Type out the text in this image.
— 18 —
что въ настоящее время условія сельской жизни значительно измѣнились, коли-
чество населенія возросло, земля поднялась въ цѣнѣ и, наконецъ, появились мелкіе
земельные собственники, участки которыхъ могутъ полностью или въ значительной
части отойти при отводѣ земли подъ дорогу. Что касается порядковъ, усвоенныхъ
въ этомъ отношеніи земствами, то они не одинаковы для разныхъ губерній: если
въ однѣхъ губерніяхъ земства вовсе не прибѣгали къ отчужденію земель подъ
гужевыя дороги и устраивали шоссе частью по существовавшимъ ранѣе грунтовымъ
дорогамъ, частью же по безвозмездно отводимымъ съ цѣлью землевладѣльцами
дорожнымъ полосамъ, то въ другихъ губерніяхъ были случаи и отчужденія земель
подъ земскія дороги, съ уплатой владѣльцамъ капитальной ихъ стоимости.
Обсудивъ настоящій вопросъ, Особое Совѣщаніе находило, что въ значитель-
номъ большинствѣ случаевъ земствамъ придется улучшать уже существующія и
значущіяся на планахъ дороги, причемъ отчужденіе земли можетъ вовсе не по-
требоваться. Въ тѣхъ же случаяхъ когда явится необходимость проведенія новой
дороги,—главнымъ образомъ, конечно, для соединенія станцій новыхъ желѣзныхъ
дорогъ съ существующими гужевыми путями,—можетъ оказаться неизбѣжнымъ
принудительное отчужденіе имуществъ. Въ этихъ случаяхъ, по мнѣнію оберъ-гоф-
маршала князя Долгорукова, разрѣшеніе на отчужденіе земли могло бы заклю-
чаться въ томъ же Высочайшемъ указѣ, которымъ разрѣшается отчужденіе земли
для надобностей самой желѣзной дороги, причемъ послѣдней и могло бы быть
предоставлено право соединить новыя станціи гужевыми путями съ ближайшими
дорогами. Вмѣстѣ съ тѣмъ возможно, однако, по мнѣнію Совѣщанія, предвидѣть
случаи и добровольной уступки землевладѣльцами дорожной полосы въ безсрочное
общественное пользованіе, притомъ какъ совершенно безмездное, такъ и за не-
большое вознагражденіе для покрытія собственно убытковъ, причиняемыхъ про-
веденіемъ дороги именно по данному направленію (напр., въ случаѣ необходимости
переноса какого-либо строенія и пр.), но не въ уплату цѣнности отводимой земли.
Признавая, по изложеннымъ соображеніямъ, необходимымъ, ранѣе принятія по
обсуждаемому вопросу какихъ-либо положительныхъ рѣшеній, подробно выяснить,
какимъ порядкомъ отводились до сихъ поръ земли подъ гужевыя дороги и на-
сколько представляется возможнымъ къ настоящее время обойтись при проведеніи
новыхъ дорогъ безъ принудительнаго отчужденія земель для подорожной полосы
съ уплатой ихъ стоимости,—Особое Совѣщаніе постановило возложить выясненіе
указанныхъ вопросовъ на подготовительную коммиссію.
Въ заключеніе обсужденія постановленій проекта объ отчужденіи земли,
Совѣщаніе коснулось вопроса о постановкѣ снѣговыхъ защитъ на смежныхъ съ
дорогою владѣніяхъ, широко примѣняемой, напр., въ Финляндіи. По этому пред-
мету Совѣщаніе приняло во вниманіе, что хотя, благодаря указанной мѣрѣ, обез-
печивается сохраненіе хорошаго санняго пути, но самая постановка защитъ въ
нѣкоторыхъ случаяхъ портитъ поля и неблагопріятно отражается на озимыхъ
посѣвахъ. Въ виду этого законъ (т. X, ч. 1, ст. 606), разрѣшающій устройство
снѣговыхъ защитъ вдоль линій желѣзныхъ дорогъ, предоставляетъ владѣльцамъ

........

_DIRECTIVE_. Extract every line containing the string "желѣзныхъ" from the data above.

_RESPONSE_.
дороги,—главнымъ образомъ, конечно, для соединенія станцій новыхъ желѣзныхъ
снѣговыхъ защитъ вдоль линій желѣзныхъ дорогъ, предоставляетъ владѣльцамъ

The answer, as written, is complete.